Goal of the exercise >>
Every record that follows must be duplicated exactly, with images left out.

Structured figure records
___
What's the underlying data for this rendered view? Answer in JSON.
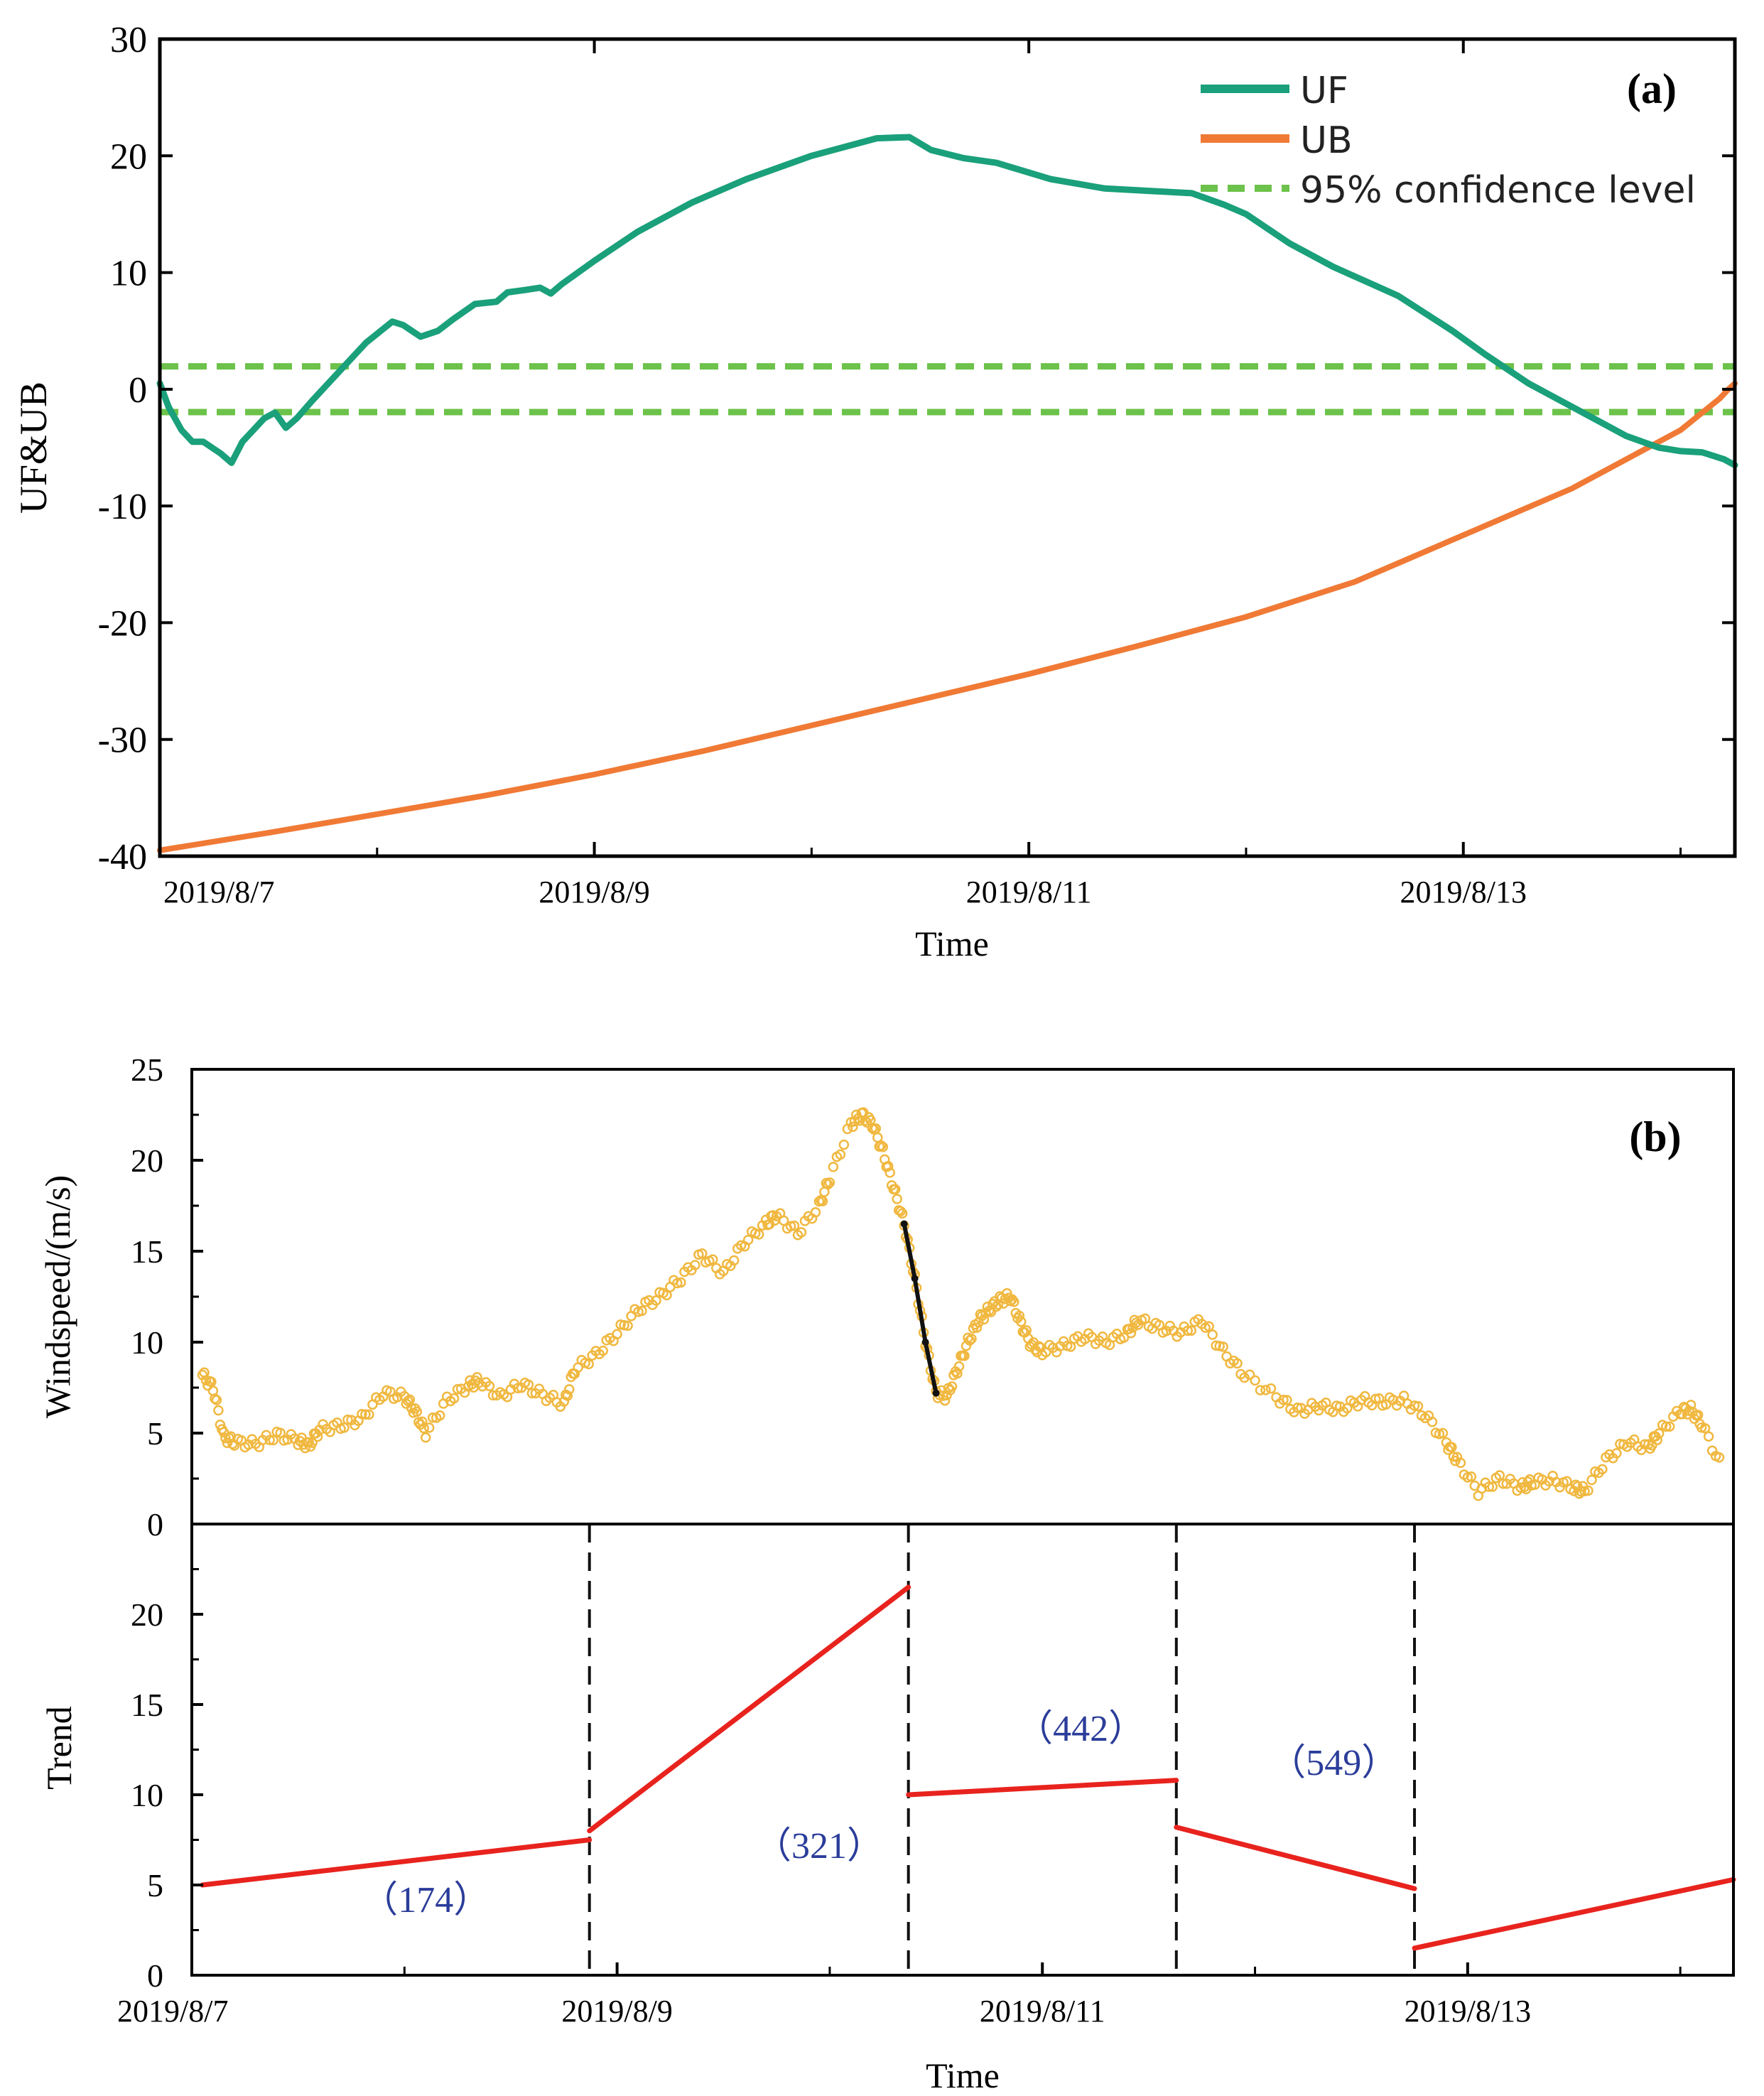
{
  "chart_data": [
    {
      "id": "a",
      "type": "line",
      "panel_label": "(a)",
      "ylabel": "UF&UB",
      "xlabel": "Time",
      "ylim": [
        -40,
        30
      ],
      "yticks": [
        30,
        20,
        10,
        0,
        -10,
        -20,
        -30,
        -40
      ],
      "xlim": [
        0,
        7.25
      ],
      "xtick_positions": [
        0,
        2,
        4,
        6
      ],
      "xtick_labels": [
        "2019/8/7",
        "2019/8/9",
        "2019/8/11",
        "2019/8/13"
      ],
      "legend_position": "top-right",
      "series": [
        {
          "name": "UF",
          "color": "#1aa07a",
          "x": [
            0,
            0.04,
            0.1,
            0.15,
            0.2,
            0.28,
            0.33,
            0.38,
            0.43,
            0.48,
            0.53,
            0.58,
            0.63,
            0.7,
            0.8,
            0.95,
            1.07,
            1.12,
            1.2,
            1.28,
            1.35,
            1.45,
            1.55,
            1.6,
            1.68,
            1.75,
            1.8,
            1.85,
            2.0,
            2.2,
            2.45,
            2.7,
            3.0,
            3.3,
            3.45,
            3.55,
            3.7,
            3.85,
            4.1,
            4.35,
            4.55,
            4.75,
            4.9,
            5.0,
            5.2,
            5.4,
            5.7,
            5.95,
            6.1,
            6.3,
            6.45,
            6.6,
            6.75,
            6.9,
            7.0,
            7.1,
            7.2,
            7.25
          ],
          "y": [
            0.5,
            -1.5,
            -3.5,
            -4.5,
            -4.5,
            -5.5,
            -6.3,
            -4.5,
            -3.5,
            -2.5,
            -2.0,
            -3.3,
            -2.5,
            -1.0,
            1.0,
            4.0,
            5.8,
            5.5,
            4.5,
            5.0,
            6.0,
            7.3,
            7.5,
            8.3,
            8.5,
            8.7,
            8.2,
            9.0,
            11.0,
            13.5,
            16.0,
            18.0,
            20.0,
            21.5,
            21.6,
            20.5,
            19.8,
            19.4,
            18.0,
            17.2,
            17.0,
            16.8,
            15.8,
            15.0,
            12.5,
            10.5,
            8.0,
            5.0,
            3.0,
            0.5,
            -1.0,
            -2.5,
            -4.0,
            -5.0,
            -5.3,
            -5.4,
            -6.0,
            -6.5
          ]
        },
        {
          "name": "UB",
          "color": "#f07a35",
          "x": [
            0,
            0.5,
            1.0,
            1.5,
            2.0,
            2.5,
            3.0,
            3.5,
            4.0,
            4.5,
            5.0,
            5.5,
            6.0,
            6.5,
            6.8,
            7.0,
            7.1,
            7.18,
            7.22,
            7.25
          ],
          "y": [
            -39.5,
            -38.0,
            -36.4,
            -34.8,
            -33.0,
            -31.0,
            -28.8,
            -26.6,
            -24.4,
            -22.0,
            -19.5,
            -16.5,
            -12.5,
            -8.5,
            -5.5,
            -3.5,
            -2.0,
            -0.8,
            0.0,
            0.5
          ]
        },
        {
          "name": "95% confidence level",
          "color": "#6cc24a",
          "dashed": true,
          "levels": [
            1.96,
            -1.96
          ]
        }
      ]
    },
    {
      "id": "b-top",
      "type": "scatter",
      "panel_label": "(b)",
      "ylabel": "Windspeed/(m/s)",
      "ylim": [
        0,
        25
      ],
      "yticks": [
        25,
        20,
        15,
        10,
        5,
        0
      ],
      "xlim": [
        0,
        7.25
      ],
      "series": [
        {
          "name": "",
          "color": "#f0b840",
          "marker": "open-circle",
          "x": [
            0.05,
            0.1,
            0.15,
            0.2,
            0.3,
            0.4,
            0.5,
            0.55,
            0.6,
            0.7,
            0.8,
            0.9,
            1.0,
            1.05,
            1.1,
            1.2,
            1.3,
            1.35,
            1.45,
            1.55,
            1.65,
            1.75,
            1.8,
            1.9,
            2.0,
            2.1,
            2.2,
            2.3,
            2.4,
            2.5,
            2.6,
            2.7,
            2.75,
            2.85,
            2.95,
            3.0,
            3.1,
            3.15,
            3.2,
            3.25,
            3.3,
            3.35,
            3.4,
            3.45,
            3.5,
            3.55,
            3.6,
            3.65,
            3.7,
            3.75,
            3.8,
            3.85,
            3.9,
            3.95,
            4.0,
            4.1,
            4.2,
            4.3,
            4.4,
            4.45,
            4.55,
            4.65,
            4.75,
            4.85,
            4.95,
            5.1,
            5.2,
            5.3,
            5.4,
            5.5,
            5.6,
            5.7,
            5.8,
            5.9,
            5.95,
            6.05,
            6.15,
            6.25,
            6.3,
            6.4,
            6.5,
            6.55,
            6.65,
            6.75,
            6.85,
            6.9,
            7.0,
            7.05,
            7.1,
            7.2
          ],
          "y": [
            8.2,
            7.5,
            4.8,
            4.5,
            4.4,
            4.9,
            4.6,
            4.3,
            5.2,
            5.4,
            5.8,
            7.2,
            7.0,
            6.2,
            5.0,
            6.8,
            7.6,
            7.9,
            7.0,
            7.7,
            7.1,
            6.6,
            8.5,
            9.3,
            10.5,
            11.8,
            12.5,
            13.5,
            14.8,
            13.8,
            15.5,
            16.5,
            17.0,
            16.0,
            17.5,
            19.0,
            22.0,
            22.5,
            22.0,
            20.5,
            18.5,
            16.5,
            13.5,
            10.0,
            7.2,
            7.0,
            8.5,
            10.0,
            11.2,
            11.8,
            12.3,
            12.5,
            11.0,
            9.8,
            9.5,
            9.8,
            10.3,
            10.0,
            10.5,
            11.2,
            10.8,
            10.5,
            11.2,
            9.5,
            8.2,
            7.0,
            6.2,
            6.5,
            6.3,
            6.8,
            6.7,
            6.8,
            6.0,
            4.5,
            3.5,
            1.8,
            2.5,
            2.0,
            2.3,
            2.4,
            2.0,
            1.8,
            3.5,
            4.5,
            4.2,
            5.0,
            6.2,
            6.3,
            5.5,
            3.0
          ]
        }
      ]
    },
    {
      "id": "b-bottom",
      "type": "line",
      "ylabel": "Trend",
      "xlabel": "Time",
      "ylim": [
        0,
        25
      ],
      "yticks": [
        20,
        15,
        10,
        5,
        0
      ],
      "xlim": [
        0,
        7.25
      ],
      "xtick_positions": [
        0,
        2,
        4,
        6
      ],
      "xtick_labels": [
        "2019/8/7",
        "2019/8/9",
        "2019/8/11",
        "2019/8/13"
      ],
      "change_points_x": [
        1.87,
        3.37,
        4.63,
        5.75
      ],
      "segments": [
        {
          "x": [
            0.05,
            1.87
          ],
          "y": [
            5.0,
            7.5
          ]
        },
        {
          "x": [
            1.87,
            3.37
          ],
          "y": [
            8.0,
            21.5
          ]
        },
        {
          "x": [
            3.37,
            4.63
          ],
          "y": [
            10.0,
            10.8
          ]
        },
        {
          "x": [
            4.63,
            5.75
          ],
          "y": [
            8.2,
            4.8
          ]
        },
        {
          "x": [
            5.75,
            7.25
          ],
          "y": [
            1.5,
            5.3
          ]
        }
      ],
      "segment_color": "#e8231e",
      "annotations": [
        {
          "text": "（174）",
          "x": 1.1,
          "y": 3.5
        },
        {
          "text": "（321）",
          "x": 2.95,
          "y": 6.5
        },
        {
          "text": "（442）",
          "x": 4.18,
          "y": 13.0
        },
        {
          "text": "（549）",
          "x": 5.37,
          "y": 11.1
        }
      ],
      "annotation_color": "#2b3d9a"
    }
  ]
}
___
Solution >>
What's the underlying data for this rendered view? Answer in JSON.
{
  "chart_data": [
    {
      "id": "a",
      "type": "line",
      "panel_label": "(a)",
      "ylabel": "UF&UB",
      "xlabel": "Time",
      "ylim": [
        -40,
        30
      ],
      "yticks": [
        30,
        20,
        10,
        0,
        -10,
        -20,
        -30,
        -40
      ],
      "xlim": [
        0,
        7.25
      ],
      "xtick_positions": [
        0,
        2,
        4,
        6
      ],
      "xtick_labels": [
        "2019/8/7",
        "2019/8/9",
        "2019/8/11",
        "2019/8/13"
      ],
      "legend_position": "top-right",
      "series": [
        {
          "name": "UF",
          "color": "#1aa07a",
          "x": [
            0,
            0.04,
            0.1,
            0.15,
            0.2,
            0.28,
            0.33,
            0.38,
            0.43,
            0.48,
            0.53,
            0.58,
            0.63,
            0.7,
            0.8,
            0.95,
            1.07,
            1.12,
            1.2,
            1.28,
            1.35,
            1.45,
            1.55,
            1.6,
            1.68,
            1.75,
            1.8,
            1.85,
            2.0,
            2.2,
            2.45,
            2.7,
            3.0,
            3.3,
            3.45,
            3.55,
            3.7,
            3.85,
            4.1,
            4.35,
            4.55,
            4.75,
            4.9,
            5.0,
            5.2,
            5.4,
            5.7,
            5.95,
            6.1,
            6.3,
            6.45,
            6.6,
            6.75,
            6.9,
            7.0,
            7.1,
            7.2,
            7.25
          ],
          "y": [
            0.5,
            -1.5,
            -3.5,
            -4.5,
            -4.5,
            -5.5,
            -6.3,
            -4.5,
            -3.5,
            -2.5,
            -2.0,
            -3.3,
            -2.5,
            -1.0,
            1.0,
            4.0,
            5.8,
            5.5,
            4.5,
            5.0,
            6.0,
            7.3,
            7.5,
            8.3,
            8.5,
            8.7,
            8.2,
            9.0,
            11.0,
            13.5,
            16.0,
            18.0,
            20.0,
            21.5,
            21.6,
            20.5,
            19.8,
            19.4,
            18.0,
            17.2,
            17.0,
            16.8,
            15.8,
            15.0,
            12.5,
            10.5,
            8.0,
            5.0,
            3.0,
            0.5,
            -1.0,
            -2.5,
            -4.0,
            -5.0,
            -5.3,
            -5.4,
            -6.0,
            -6.5
          ]
        },
        {
          "name": "UB",
          "color": "#f07a35",
          "x": [
            0,
            0.5,
            1.0,
            1.5,
            2.0,
            2.5,
            3.0,
            3.5,
            4.0,
            4.5,
            5.0,
            5.5,
            6.0,
            6.5,
            6.8,
            7.0,
            7.1,
            7.18,
            7.22,
            7.25
          ],
          "y": [
            -39.5,
            -38.0,
            -36.4,
            -34.8,
            -33.0,
            -31.0,
            -28.8,
            -26.6,
            -24.4,
            -22.0,
            -19.5,
            -16.5,
            -12.5,
            -8.5,
            -5.5,
            -3.5,
            -2.0,
            -0.8,
            0.0,
            0.5
          ]
        },
        {
          "name": "95% confidence level",
          "color": "#6cc24a",
          "dashed": true,
          "levels": [
            1.96,
            -1.96
          ]
        }
      ]
    },
    {
      "id": "b-top",
      "type": "scatter",
      "panel_label": "(b)",
      "ylabel": "Windspeed/(m/s)",
      "ylim": [
        0,
        25
      ],
      "yticks": [
        25,
        20,
        15,
        10,
        5,
        0
      ],
      "xlim": [
        0,
        7.25
      ],
      "series": [
        {
          "name": "",
          "color": "#f0b840",
          "marker": "open-circle",
          "x": [
            0.05,
            0.1,
            0.15,
            0.2,
            0.3,
            0.4,
            0.5,
            0.55,
            0.6,
            0.7,
            0.8,
            0.9,
            1.0,
            1.05,
            1.1,
            1.2,
            1.3,
            1.35,
            1.45,
            1.55,
            1.65,
            1.75,
            1.8,
            1.9,
            2.0,
            2.1,
            2.2,
            2.3,
            2.4,
            2.5,
            2.6,
            2.7,
            2.75,
            2.85,
            2.95,
            3.0,
            3.1,
            3.15,
            3.2,
            3.25,
            3.3,
            3.35,
            3.4,
            3.45,
            3.5,
            3.55,
            3.6,
            3.65,
            3.7,
            3.75,
            3.8,
            3.85,
            3.9,
            3.95,
            4.0,
            4.1,
            4.2,
            4.3,
            4.4,
            4.45,
            4.55,
            4.65,
            4.75,
            4.85,
            4.95,
            5.1,
            5.2,
            5.3,
            5.4,
            5.5,
            5.6,
            5.7,
            5.8,
            5.9,
            5.95,
            6.05,
            6.15,
            6.25,
            6.3,
            6.4,
            6.5,
            6.55,
            6.65,
            6.75,
            6.85,
            6.9,
            7.0,
            7.05,
            7.1,
            7.2
          ],
          "y": [
            8.2,
            7.5,
            4.8,
            4.5,
            4.4,
            4.9,
            4.6,
            4.3,
            5.2,
            5.4,
            5.8,
            7.2,
            7.0,
            6.2,
            5.0,
            6.8,
            7.6,
            7.9,
            7.0,
            7.7,
            7.1,
            6.6,
            8.5,
            9.3,
            10.5,
            11.8,
            12.5,
            13.5,
            14.8,
            13.8,
            15.5,
            16.5,
            17.0,
            16.0,
            17.5,
            19.0,
            22.0,
            22.5,
            22.0,
            20.5,
            18.5,
            16.5,
            13.5,
            10.0,
            7.2,
            7.0,
            8.5,
            10.0,
            11.2,
            11.8,
            12.3,
            12.5,
            11.0,
            9.8,
            9.5,
            9.8,
            10.3,
            10.0,
            10.5,
            11.2,
            10.8,
            10.5,
            11.2,
            9.5,
            8.2,
            7.0,
            6.2,
            6.5,
            6.3,
            6.8,
            6.7,
            6.8,
            6.0,
            4.5,
            3.5,
            1.8,
            2.5,
            2.0,
            2.3,
            2.4,
            2.0,
            1.8,
            3.5,
            4.5,
            4.2,
            5.0,
            6.2,
            6.3,
            5.5,
            3.0
          ]
        }
      ]
    },
    {
      "id": "b-bottom",
      "type": "line",
      "ylabel": "Trend",
      "xlabel": "Time",
      "ylim": [
        0,
        25
      ],
      "yticks": [
        20,
        15,
        10,
        5,
        0
      ],
      "xlim": [
        0,
        7.25
      ],
      "xtick_positions": [
        0,
        2,
        4,
        6
      ],
      "xtick_labels": [
        "2019/8/7",
        "2019/8/9",
        "2019/8/11",
        "2019/8/13"
      ],
      "change_points_x": [
        1.87,
        3.37,
        4.63,
        5.75
      ],
      "segments": [
        {
          "x": [
            0.05,
            1.87
          ],
          "y": [
            5.0,
            7.5
          ]
        },
        {
          "x": [
            1.87,
            3.37
          ],
          "y": [
            8.0,
            21.5
          ]
        },
        {
          "x": [
            3.37,
            4.63
          ],
          "y": [
            10.0,
            10.8
          ]
        },
        {
          "x": [
            4.63,
            5.75
          ],
          "y": [
            8.2,
            4.8
          ]
        },
        {
          "x": [
            5.75,
            7.25
          ],
          "y": [
            1.5,
            5.3
          ]
        }
      ],
      "segment_color": "#e8231e",
      "annotations": [
        {
          "text": "（174）",
          "x": 1.1,
          "y": 3.5
        },
        {
          "text": "（321）",
          "x": 2.95,
          "y": 6.5
        },
        {
          "text": "（442）",
          "x": 4.18,
          "y": 13.0
        },
        {
          "text": "（549）",
          "x": 5.37,
          "y": 11.1
        }
      ],
      "annotation_color": "#2b3d9a"
    }
  ]
}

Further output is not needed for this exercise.